## OBJECTIVE
Return exactly the span of lines that opens with the line containing "Type out the text in this image." and closes with the last line of the data, inclusive.

## DATA LISTING
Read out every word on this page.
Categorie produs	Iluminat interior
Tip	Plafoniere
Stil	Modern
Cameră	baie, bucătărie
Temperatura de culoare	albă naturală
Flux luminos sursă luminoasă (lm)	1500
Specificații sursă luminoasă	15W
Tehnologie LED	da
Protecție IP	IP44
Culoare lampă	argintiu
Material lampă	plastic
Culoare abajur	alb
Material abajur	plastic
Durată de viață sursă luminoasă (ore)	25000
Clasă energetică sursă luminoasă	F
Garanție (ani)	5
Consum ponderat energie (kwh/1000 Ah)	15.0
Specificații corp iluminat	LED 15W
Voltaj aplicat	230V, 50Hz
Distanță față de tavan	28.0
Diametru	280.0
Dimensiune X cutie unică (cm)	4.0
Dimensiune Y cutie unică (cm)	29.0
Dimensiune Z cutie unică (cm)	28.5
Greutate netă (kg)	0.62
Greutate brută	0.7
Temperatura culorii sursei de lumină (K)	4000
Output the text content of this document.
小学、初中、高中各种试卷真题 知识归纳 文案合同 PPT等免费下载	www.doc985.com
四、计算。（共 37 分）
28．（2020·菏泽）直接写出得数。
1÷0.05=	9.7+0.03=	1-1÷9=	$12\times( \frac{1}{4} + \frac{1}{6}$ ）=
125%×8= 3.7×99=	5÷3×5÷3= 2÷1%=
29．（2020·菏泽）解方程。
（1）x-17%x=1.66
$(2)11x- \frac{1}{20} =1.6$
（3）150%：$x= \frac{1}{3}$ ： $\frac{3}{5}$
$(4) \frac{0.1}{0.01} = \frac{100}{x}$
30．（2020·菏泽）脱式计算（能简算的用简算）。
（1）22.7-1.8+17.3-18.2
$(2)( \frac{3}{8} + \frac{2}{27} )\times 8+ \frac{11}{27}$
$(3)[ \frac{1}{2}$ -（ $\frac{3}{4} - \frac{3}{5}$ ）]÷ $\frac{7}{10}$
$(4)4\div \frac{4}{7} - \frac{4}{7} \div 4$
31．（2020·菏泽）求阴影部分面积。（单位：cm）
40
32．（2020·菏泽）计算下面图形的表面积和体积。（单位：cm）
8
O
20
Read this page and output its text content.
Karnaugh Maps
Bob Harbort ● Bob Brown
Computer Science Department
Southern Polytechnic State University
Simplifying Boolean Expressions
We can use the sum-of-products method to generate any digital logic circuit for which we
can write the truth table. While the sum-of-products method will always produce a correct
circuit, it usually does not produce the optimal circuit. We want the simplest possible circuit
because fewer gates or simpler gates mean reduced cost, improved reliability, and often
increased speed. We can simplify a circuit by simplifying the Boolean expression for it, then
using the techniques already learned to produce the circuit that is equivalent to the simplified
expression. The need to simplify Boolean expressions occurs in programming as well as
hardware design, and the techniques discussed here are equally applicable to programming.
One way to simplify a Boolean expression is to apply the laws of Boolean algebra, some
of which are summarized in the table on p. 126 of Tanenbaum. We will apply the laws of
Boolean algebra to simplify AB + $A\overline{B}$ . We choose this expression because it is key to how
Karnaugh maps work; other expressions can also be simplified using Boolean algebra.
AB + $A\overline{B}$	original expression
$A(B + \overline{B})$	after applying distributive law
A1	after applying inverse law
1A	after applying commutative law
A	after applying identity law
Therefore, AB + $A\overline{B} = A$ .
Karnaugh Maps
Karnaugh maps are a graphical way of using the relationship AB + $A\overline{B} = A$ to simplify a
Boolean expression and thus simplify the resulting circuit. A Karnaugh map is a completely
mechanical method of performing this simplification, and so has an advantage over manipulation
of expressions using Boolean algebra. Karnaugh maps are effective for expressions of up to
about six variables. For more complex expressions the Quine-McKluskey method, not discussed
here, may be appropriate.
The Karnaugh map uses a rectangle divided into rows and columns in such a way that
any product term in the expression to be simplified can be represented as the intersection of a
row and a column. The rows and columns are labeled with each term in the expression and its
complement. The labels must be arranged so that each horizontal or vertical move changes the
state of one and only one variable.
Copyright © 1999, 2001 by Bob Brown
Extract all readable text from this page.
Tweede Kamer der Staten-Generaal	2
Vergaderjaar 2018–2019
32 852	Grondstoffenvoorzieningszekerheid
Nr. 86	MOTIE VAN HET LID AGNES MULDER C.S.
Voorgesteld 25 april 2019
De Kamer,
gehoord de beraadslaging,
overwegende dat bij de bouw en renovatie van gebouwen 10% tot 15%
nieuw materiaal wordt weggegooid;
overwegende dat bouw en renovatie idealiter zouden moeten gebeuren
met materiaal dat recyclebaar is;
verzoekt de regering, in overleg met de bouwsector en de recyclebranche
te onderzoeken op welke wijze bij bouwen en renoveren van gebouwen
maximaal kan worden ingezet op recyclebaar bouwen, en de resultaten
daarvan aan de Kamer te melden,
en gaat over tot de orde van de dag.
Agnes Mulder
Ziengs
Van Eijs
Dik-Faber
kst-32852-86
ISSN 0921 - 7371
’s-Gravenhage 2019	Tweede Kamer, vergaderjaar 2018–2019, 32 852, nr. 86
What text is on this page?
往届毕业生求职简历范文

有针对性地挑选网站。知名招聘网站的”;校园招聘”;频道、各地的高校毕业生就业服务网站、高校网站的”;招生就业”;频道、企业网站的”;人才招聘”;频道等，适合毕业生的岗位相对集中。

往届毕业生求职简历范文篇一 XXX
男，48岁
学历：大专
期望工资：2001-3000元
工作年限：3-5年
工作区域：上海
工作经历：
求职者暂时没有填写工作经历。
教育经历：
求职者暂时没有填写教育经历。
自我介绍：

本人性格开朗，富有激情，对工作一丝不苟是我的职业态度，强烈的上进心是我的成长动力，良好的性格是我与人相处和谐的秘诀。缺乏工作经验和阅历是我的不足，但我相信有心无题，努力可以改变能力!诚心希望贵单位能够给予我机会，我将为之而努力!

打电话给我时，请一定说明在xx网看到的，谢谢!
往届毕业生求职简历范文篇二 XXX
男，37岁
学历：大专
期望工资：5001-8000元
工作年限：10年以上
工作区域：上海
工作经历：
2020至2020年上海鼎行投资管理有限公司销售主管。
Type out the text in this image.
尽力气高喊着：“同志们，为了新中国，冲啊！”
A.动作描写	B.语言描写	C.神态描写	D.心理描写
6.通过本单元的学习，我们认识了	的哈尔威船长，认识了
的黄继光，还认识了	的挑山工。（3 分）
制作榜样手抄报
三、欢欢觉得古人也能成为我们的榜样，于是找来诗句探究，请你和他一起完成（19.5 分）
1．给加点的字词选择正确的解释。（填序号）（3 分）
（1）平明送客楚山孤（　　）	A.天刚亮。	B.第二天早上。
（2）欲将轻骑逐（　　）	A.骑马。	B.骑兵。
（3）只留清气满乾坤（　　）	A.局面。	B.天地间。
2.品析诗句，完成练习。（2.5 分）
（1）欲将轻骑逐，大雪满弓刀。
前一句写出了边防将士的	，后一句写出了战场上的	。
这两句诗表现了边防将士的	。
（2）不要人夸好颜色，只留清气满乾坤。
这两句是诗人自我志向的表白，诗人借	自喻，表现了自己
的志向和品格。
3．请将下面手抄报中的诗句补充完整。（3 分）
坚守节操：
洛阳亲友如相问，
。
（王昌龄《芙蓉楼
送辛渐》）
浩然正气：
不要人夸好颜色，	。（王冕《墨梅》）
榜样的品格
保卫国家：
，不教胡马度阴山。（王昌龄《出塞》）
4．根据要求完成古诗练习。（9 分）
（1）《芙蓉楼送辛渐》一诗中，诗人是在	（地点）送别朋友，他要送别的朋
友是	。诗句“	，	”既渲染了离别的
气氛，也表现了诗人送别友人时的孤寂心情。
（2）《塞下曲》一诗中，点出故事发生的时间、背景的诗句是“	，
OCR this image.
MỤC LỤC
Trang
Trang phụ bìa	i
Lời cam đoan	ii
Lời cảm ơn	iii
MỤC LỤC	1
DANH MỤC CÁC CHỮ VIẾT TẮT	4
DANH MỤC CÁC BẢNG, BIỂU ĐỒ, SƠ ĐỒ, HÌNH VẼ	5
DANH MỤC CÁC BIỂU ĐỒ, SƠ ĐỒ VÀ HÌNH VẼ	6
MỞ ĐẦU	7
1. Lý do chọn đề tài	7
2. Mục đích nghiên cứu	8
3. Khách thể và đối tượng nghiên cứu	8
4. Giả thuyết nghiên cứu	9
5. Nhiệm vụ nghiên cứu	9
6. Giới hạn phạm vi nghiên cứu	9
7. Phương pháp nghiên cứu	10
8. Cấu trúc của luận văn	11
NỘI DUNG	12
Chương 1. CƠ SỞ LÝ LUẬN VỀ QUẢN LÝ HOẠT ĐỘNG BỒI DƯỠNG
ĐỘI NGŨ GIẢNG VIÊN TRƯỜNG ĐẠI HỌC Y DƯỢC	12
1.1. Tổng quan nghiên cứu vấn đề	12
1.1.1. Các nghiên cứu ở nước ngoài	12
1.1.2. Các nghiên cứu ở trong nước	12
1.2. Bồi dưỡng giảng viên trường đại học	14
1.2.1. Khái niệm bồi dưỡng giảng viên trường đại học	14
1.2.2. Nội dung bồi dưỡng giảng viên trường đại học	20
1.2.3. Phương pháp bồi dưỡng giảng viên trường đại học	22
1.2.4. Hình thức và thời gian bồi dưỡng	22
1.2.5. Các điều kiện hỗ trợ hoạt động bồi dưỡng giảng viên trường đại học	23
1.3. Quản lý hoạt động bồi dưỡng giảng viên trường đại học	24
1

## EXERCISE SOLUTION
Type out the text in this image.
尽力气高喊着：“同志们，为了新中国，冲啊！”
A.动作描写	B.语言描写	C.神态描写	D.心理描写
6.通过本单元的学习，我们认识了	的哈尔威船长，认识了
的黄继光，还认识了	的挑山工。（3 分）
制作榜样手抄报
三、欢欢觉得古人也能成为我们的榜样，于是找来诗句探究，请你和他一起完成（19.5 分）
1．给加点的字词选择正确的解释。（填序号）（3 分）
（1）平明送客楚山孤（　　）	A.天刚亮。	B.第二天早上。
（2）欲将轻骑逐（　　）	A.骑马。	B.骑兵。
（3）只留清气满乾坤（　　）	A.局面。	B.天地间。
2.品析诗句，完成练习。（2.5 分）
（1）欲将轻骑逐，大雪满弓刀。
前一句写出了边防将士的	，后一句写出了战场上的	。
这两句诗表现了边防将士的	。
（2）不要人夸好颜色，只留清气满乾坤。
这两句是诗人自我志向的表白，诗人借	自喻，表现了自己
的志向和品格。
3．请将下面手抄报中的诗句补充完整。（3 分）
坚守节操：
洛阳亲友如相问，
。
（王昌龄《芙蓉楼
送辛渐》）
浩然正气：
不要人夸好颜色，	。（王冕《墨梅》）
榜样的品格
保卫国家：
，不教胡马度阴山。（王昌龄《出塞》）
4．根据要求完成古诗练习。（9 分）
（1）《芙蓉楼送辛渐》一诗中，诗人是在	（地点）送别朋友，他要送别的朋
友是	。诗句“	，	”既渲染了离别的
气氛，也表现了诗人送别友人时的孤寂心情。
（2）《塞下曲》一诗中，点出故事发生的时间、背景的诗句是“	，
OCR this image.
MỤC LỤC
Trang
Trang phụ bìa	i
Lời cam đoan	ii
Lời cảm ơn	iii
MỤC LỤC	1
DANH MỤC CÁC CHỮ VIẾT TẮT	4
DANH MỤC CÁC BẢNG, BIỂU ĐỒ, SƠ ĐỒ, HÌNH VẼ	5
DANH MỤC CÁC BIỂU ĐỒ, SƠ ĐỒ VÀ HÌNH VẼ	6
MỞ ĐẦU	7
1. Lý do chọn đề tài	7
2. Mục đích nghiên cứu	8
3. Khách thể và đối tượng nghiên cứu	8
4. Giả thuyết nghiên cứu	9
5. Nhiệm vụ nghiên cứu	9
6. Giới hạn phạm vi nghiên cứu	9
7. Phương pháp nghiên cứu	10
8. Cấu trúc của luận văn	11
NỘI DUNG	12
Chương 1. CƠ SỞ LÝ LUẬN VỀ QUẢN LÝ HOẠT ĐỘNG BỒI DƯỠNG
ĐỘI NGŨ GIẢNG VIÊN TRƯỜNG ĐẠI HỌC Y DƯỢC	12
1.1. Tổng quan nghiên cứu vấn đề	12
1.1.1. Các nghiên cứu ở nước ngoài	12
1.1.2. Các nghiên cứu ở trong nước	12
1.2. Bồi dưỡng giảng viên trường đại học	14
1.2.1. Khái niệm bồi dưỡng giảng viên trường đại học	14
1.2.2. Nội dung bồi dưỡng giảng viên trường đại học	20
1.2.3. Phương pháp bồi dưỡng giảng viên trường đại học	22
1.2.4. Hình thức và thời gian bồi dưỡng	22
1.2.5. Các điều kiện hỗ trợ hoạt động bồi dưỡng giảng viên trường đại học	23
1.3. Quản lý hoạt động bồi dưỡng giảng viên trường đại học	24
1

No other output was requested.